▸ Exercise directions:
Isolate every line in the records below with "서울나래학교" in it.

============================================================

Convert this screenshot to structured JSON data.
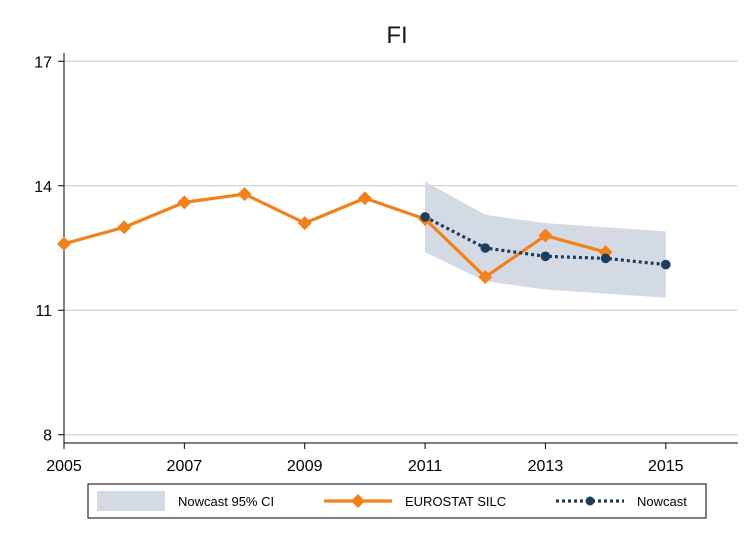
{
  "chart_data": {
    "type": "line",
    "title": "FI",
    "xlabel": "",
    "ylabel": "",
    "xlim": [
      2005,
      2016.2
    ],
    "ylim": [
      7.8,
      17.2
    ],
    "x_ticks": [
      2005,
      2007,
      2009,
      2011,
      2013,
      2015
    ],
    "x_tick_labels": [
      "2005",
      "2007",
      "2009",
      "2011",
      "2013",
      "2015"
    ],
    "y_ticks": [
      8,
      11,
      14,
      17
    ],
    "y_tick_labels": [
      "8",
      "11",
      "14",
      "17"
    ],
    "grid": true,
    "legend_position": "bottom",
    "series": [
      {
        "name": "Nowcast 95% CI",
        "kind": "band",
        "color": "#d3dae4",
        "x": [
          2011,
          2012,
          2013,
          2014,
          2015
        ],
        "lower": [
          12.4,
          11.7,
          11.5,
          11.4,
          11.3
        ],
        "upper": [
          14.1,
          13.3,
          13.1,
          13.0,
          12.9
        ]
      },
      {
        "name": "EUROSTAT SILC",
        "kind": "line",
        "color": "#f2801b",
        "marker": "diamond",
        "x": [
          2005,
          2006,
          2007,
          2008,
          2009,
          2010,
          2011,
          2012,
          2013,
          2014
        ],
        "y": [
          12.6,
          13.0,
          13.6,
          13.8,
          13.1,
          13.7,
          13.2,
          11.8,
          12.8,
          12.4
        ]
      },
      {
        "name": "Nowcast",
        "kind": "dotted-line",
        "color": "#1c3d5e",
        "marker": "circle",
        "x": [
          2011,
          2012,
          2013,
          2014,
          2015
        ],
        "y": [
          13.25,
          12.5,
          12.3,
          12.25,
          12.1
        ]
      }
    ]
  }
}
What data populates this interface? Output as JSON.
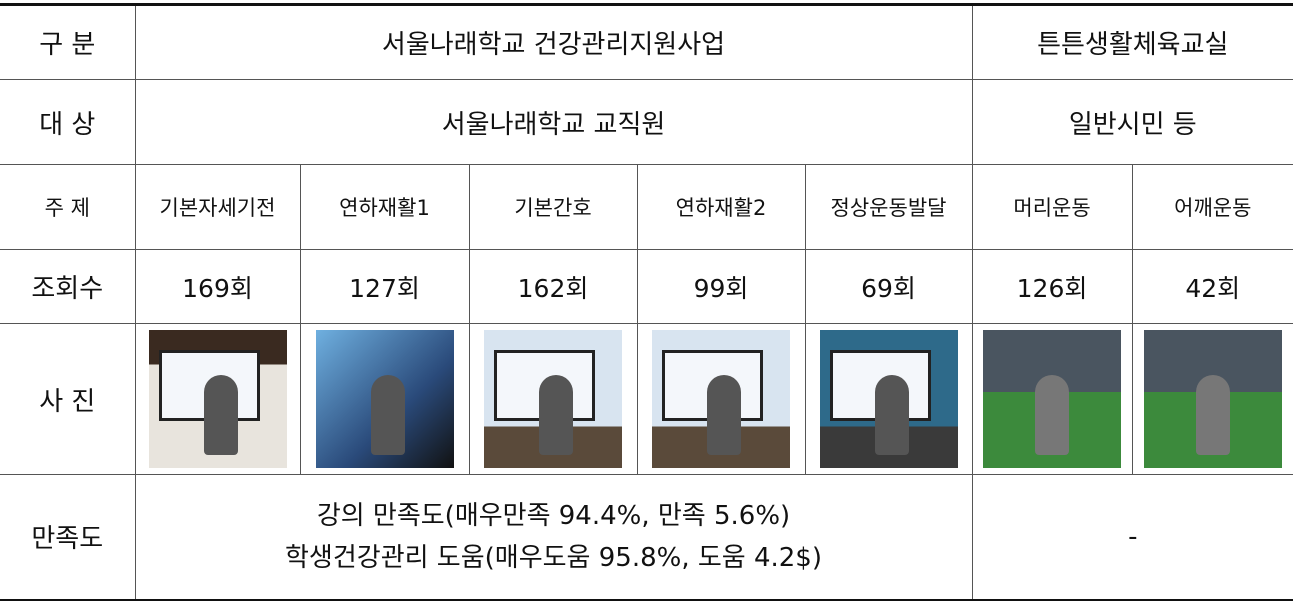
{
  "table": {
    "header": {
      "label": "구 분",
      "group1": "서울나래학교 건강관리지원사업",
      "group2": "튼튼생활체육교실"
    },
    "target": {
      "label": "대 상",
      "group1": "서울나래학교 교직원",
      "group2": "일반시민 등"
    },
    "topics": {
      "label": "주 제",
      "items": [
        "기본자세기전",
        "연하재활1",
        "기본간호",
        "연하재활2",
        "정상운동발달",
        "머리운동",
        "어깨운동"
      ]
    },
    "views": {
      "label": "조회수",
      "items": [
        "169회",
        "127회",
        "162회",
        "99회",
        "69회",
        "126회",
        "42회"
      ]
    },
    "photos": {
      "label": "사 진"
    },
    "satisfaction": {
      "label": "만족도",
      "lines": [
        "강의 만족도(매우만족 94.4%, 만족 5.6%)",
        "학생건강관리 도움(매우도움 95.8%, 도움 4.2$)"
      ],
      "group2": "-"
    }
  }
}
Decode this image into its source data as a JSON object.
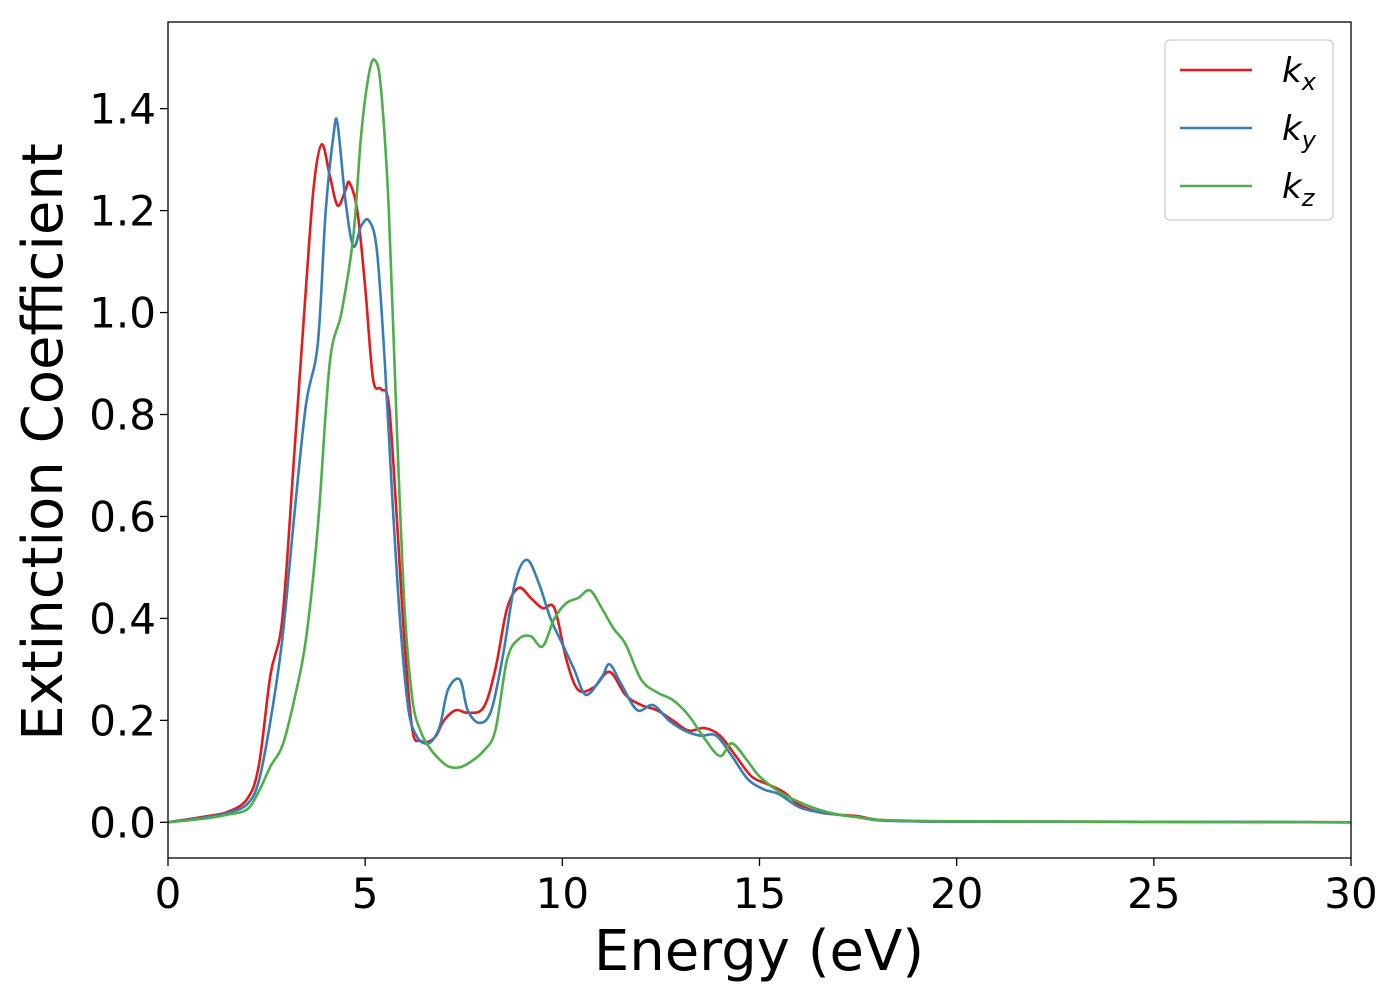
{
  "chart_data": {
    "type": "line",
    "xlabel": "Energy (eV)",
    "ylabel": "Extinction Coefficient",
    "xlim": [
      0,
      30
    ],
    "ylim": [
      -0.07,
      1.57
    ],
    "xticks": [
      0,
      5,
      10,
      15,
      20,
      25,
      30
    ],
    "xtick_labels": [
      "0",
      "5",
      "10",
      "15",
      "20",
      "25",
      "30"
    ],
    "yticks": [
      0.0,
      0.2,
      0.4,
      0.6,
      0.8,
      1.0,
      1.2,
      1.4
    ],
    "ytick_labels": [
      "0.0",
      "0.2",
      "0.4",
      "0.6",
      "0.8",
      "1.0",
      "1.2",
      "1.4"
    ],
    "grid": false,
    "legend_position": "top-right",
    "series": [
      {
        "name": "k",
        "subscript": "x",
        "color": "#e41a1c",
        "x": [
          0,
          1,
          1.5,
          2,
          2.3,
          2.6,
          2.9,
          3.2,
          3.5,
          3.7,
          3.9,
          4.1,
          4.3,
          4.5,
          4.6,
          4.8,
          5.0,
          5.2,
          5.4,
          5.6,
          5.8,
          6.0,
          6.2,
          6.4,
          6.6,
          6.8,
          7.0,
          7.3,
          7.6,
          8.0,
          8.3,
          8.6,
          8.9,
          9.2,
          9.5,
          9.8,
          10.1,
          10.4,
          10.8,
          11.2,
          11.6,
          12.0,
          12.4,
          12.8,
          13.2,
          13.6,
          14.0,
          14.4,
          14.8,
          15.2,
          15.6,
          16.0,
          16.5,
          17.0,
          17.5,
          18.0,
          19.0,
          20,
          25,
          30
        ],
        "y": [
          0.0,
          0.012,
          0.02,
          0.045,
          0.11,
          0.29,
          0.4,
          0.72,
          1.05,
          1.25,
          1.33,
          1.27,
          1.21,
          1.24,
          1.255,
          1.2,
          1.05,
          0.87,
          0.85,
          0.82,
          0.6,
          0.35,
          0.18,
          0.16,
          0.158,
          0.17,
          0.2,
          0.22,
          0.215,
          0.225,
          0.3,
          0.42,
          0.46,
          0.44,
          0.42,
          0.42,
          0.32,
          0.26,
          0.265,
          0.295,
          0.25,
          0.23,
          0.22,
          0.2,
          0.18,
          0.185,
          0.17,
          0.13,
          0.09,
          0.075,
          0.06,
          0.035,
          0.02,
          0.015,
          0.012,
          0.005,
          0.002,
          0.0015,
          0.001,
          0.0
        ]
      },
      {
        "name": "k",
        "subscript": "y",
        "color": "#377eb8",
        "x": [
          0,
          1,
          1.5,
          2,
          2.3,
          2.6,
          2.9,
          3.2,
          3.5,
          3.8,
          4.0,
          4.2,
          4.3,
          4.5,
          4.7,
          4.9,
          5.1,
          5.3,
          5.5,
          5.7,
          5.9,
          6.1,
          6.3,
          6.5,
          6.7,
          6.9,
          7.1,
          7.4,
          7.6,
          7.9,
          8.2,
          8.5,
          8.8,
          9.1,
          9.4,
          9.7,
          10.0,
          10.3,
          10.6,
          11.0,
          11.2,
          11.5,
          11.9,
          12.3,
          12.7,
          13.1,
          13.5,
          13.9,
          14.3,
          14.7,
          15.1,
          15.5,
          16.0,
          16.5,
          17.0,
          17.5,
          18.0,
          19.0,
          20,
          25,
          30
        ],
        "y": [
          0.0,
          0.01,
          0.018,
          0.035,
          0.08,
          0.2,
          0.36,
          0.6,
          0.82,
          0.94,
          1.2,
          1.35,
          1.37,
          1.22,
          1.13,
          1.17,
          1.18,
          1.12,
          0.9,
          0.62,
          0.38,
          0.22,
          0.17,
          0.155,
          0.16,
          0.19,
          0.26,
          0.28,
          0.22,
          0.195,
          0.22,
          0.33,
          0.47,
          0.515,
          0.47,
          0.4,
          0.35,
          0.3,
          0.25,
          0.285,
          0.31,
          0.27,
          0.22,
          0.23,
          0.2,
          0.18,
          0.17,
          0.17,
          0.13,
          0.085,
          0.065,
          0.055,
          0.03,
          0.02,
          0.015,
          0.01,
          0.004,
          0.002,
          0.0015,
          0.001,
          0.0
        ]
      },
      {
        "name": "k",
        "subscript": "z",
        "color": "#4daf4a",
        "x": [
          0,
          1,
          1.5,
          2,
          2.3,
          2.6,
          2.9,
          3.2,
          3.5,
          3.8,
          4.1,
          4.4,
          4.7,
          4.9,
          5.1,
          5.25,
          5.4,
          5.6,
          5.8,
          6.0,
          6.2,
          6.4,
          6.6,
          6.8,
          7.1,
          7.4,
          7.7,
          8.0,
          8.3,
          8.6,
          8.9,
          9.2,
          9.5,
          9.8,
          10.1,
          10.4,
          10.7,
          11.0,
          11.3,
          11.6,
          12.0,
          12.4,
          12.8,
          13.2,
          13.6,
          14.0,
          14.3,
          14.7,
          15.0,
          15.5,
          16.0,
          16.5,
          17.0,
          17.5,
          18.0,
          19.0,
          20,
          25,
          30
        ],
        "y": [
          0.0,
          0.008,
          0.015,
          0.025,
          0.06,
          0.11,
          0.15,
          0.24,
          0.36,
          0.58,
          0.9,
          1.0,
          1.15,
          1.35,
          1.47,
          1.495,
          1.44,
          1.2,
          0.78,
          0.42,
          0.24,
          0.18,
          0.15,
          0.13,
          0.11,
          0.108,
          0.12,
          0.14,
          0.18,
          0.32,
          0.36,
          0.365,
          0.345,
          0.4,
          0.43,
          0.44,
          0.455,
          0.42,
          0.38,
          0.35,
          0.28,
          0.255,
          0.24,
          0.21,
          0.165,
          0.13,
          0.155,
          0.12,
          0.09,
          0.06,
          0.04,
          0.025,
          0.015,
          0.01,
          0.005,
          0.003,
          0.002,
          0.001,
          0.0
        ]
      }
    ]
  }
}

============================================================

▸ Result for this exercise:
      "group1": "서울나래학교 건강관리지원사업",
      "group1": "서울나래학교 교직원",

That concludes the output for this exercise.